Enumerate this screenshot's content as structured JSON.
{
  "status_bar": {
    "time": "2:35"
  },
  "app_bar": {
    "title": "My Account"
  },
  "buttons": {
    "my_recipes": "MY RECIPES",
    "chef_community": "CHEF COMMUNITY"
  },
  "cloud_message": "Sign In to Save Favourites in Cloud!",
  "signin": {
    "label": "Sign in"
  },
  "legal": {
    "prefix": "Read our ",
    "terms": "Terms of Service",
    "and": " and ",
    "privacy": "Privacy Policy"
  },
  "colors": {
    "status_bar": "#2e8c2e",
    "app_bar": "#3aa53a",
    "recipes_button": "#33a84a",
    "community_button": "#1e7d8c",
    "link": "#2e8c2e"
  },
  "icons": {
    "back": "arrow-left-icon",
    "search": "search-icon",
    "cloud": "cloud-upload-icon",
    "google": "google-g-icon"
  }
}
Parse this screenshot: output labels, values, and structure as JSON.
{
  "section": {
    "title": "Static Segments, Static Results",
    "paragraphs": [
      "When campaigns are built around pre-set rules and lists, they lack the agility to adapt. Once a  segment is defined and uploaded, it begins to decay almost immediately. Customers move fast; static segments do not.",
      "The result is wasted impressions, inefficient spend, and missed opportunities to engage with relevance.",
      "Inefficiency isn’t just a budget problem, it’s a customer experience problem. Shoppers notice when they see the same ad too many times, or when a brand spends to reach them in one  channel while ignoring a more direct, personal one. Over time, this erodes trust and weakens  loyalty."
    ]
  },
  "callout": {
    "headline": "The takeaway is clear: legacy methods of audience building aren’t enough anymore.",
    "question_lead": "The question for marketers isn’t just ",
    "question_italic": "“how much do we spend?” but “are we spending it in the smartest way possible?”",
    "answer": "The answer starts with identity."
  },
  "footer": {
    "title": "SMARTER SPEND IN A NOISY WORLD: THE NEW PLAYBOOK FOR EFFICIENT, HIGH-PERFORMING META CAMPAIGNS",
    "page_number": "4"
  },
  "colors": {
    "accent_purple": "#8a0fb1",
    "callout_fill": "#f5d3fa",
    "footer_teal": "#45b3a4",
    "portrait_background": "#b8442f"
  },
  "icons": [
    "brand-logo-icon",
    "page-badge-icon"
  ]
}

Exercise objective:
Make an exact copy of the records.

Result of the exercise:
Enumerate this screenshot's content as structured JSON.
{
  "status_bar": {
    "time": "2:35"
  },
  "app_bar": {
    "title": "My Account"
  },
  "buttons": {
    "my_recipes": "MY RECIPES",
    "chef_community": "CHEF COMMUNITY"
  },
  "cloud_message": "Sign In to Save Favourites in Cloud!",
  "signin": {
    "label": "Sign in"
  },
  "legal": {
    "prefix": "Read our ",
    "terms": "Terms of Service",
    "and": " and ",
    "privacy": "Privacy Policy"
  },
  "colors": {
    "status_bar": "#2e8c2e",
    "app_bar": "#3aa53a",
    "recipes_button": "#33a84a",
    "community_button": "#1e7d8c",
    "link": "#2e8c2e"
  },
  "icons": {
    "back": "arrow-left-icon",
    "search": "search-icon",
    "cloud": "cloud-upload-icon",
    "google": "google-g-icon"
  }
}
Parse this screenshot: output labels, values, and structure as JSON.
{
  "section": {
    "title": "Static Segments, Static Results",
    "paragraphs": [
      "When campaigns are built around pre-set rules and lists, they lack the agility to adapt. Once a  segment is defined and uploaded, it begins to decay almost immediately. Customers move fast; static segments do not.",
      "The result is wasted impressions, inefficient spend, and missed opportunities to engage with relevance.",
      "Inefficiency isn’t just a budget problem, it’s a customer experience problem. Shoppers notice when they see the same ad too many times, or when a brand spends to reach them in one  channel while ignoring a more direct, personal one. Over time, this erodes trust and weakens  loyalty."
    ]
  },
  "callout": {
    "headline": "The takeaway is clear: legacy methods of audience building aren’t enough anymore.",
    "question_lead": "The question for marketers isn’t just ",
    "question_italic": "“how much do we spend?” but “are we spending it in the smartest way possible?”",
    "answer": "The answer starts with identity."
  },
  "footer": {
    "title": "SMARTER SPEND IN A NOISY WORLD: THE NEW PLAYBOOK FOR EFFICIENT, HIGH-PERFORMING META CAMPAIGNS",
    "page_number": "4"
  },
  "colors": {
    "accent_purple": "#8a0fb1",
    "callout_fill": "#f5d3fa",
    "footer_teal": "#45b3a4",
    "portrait_background": "#b8442f"
  },
  "icons": [
    "brand-logo-icon",
    "page-badge-icon"
  ]
}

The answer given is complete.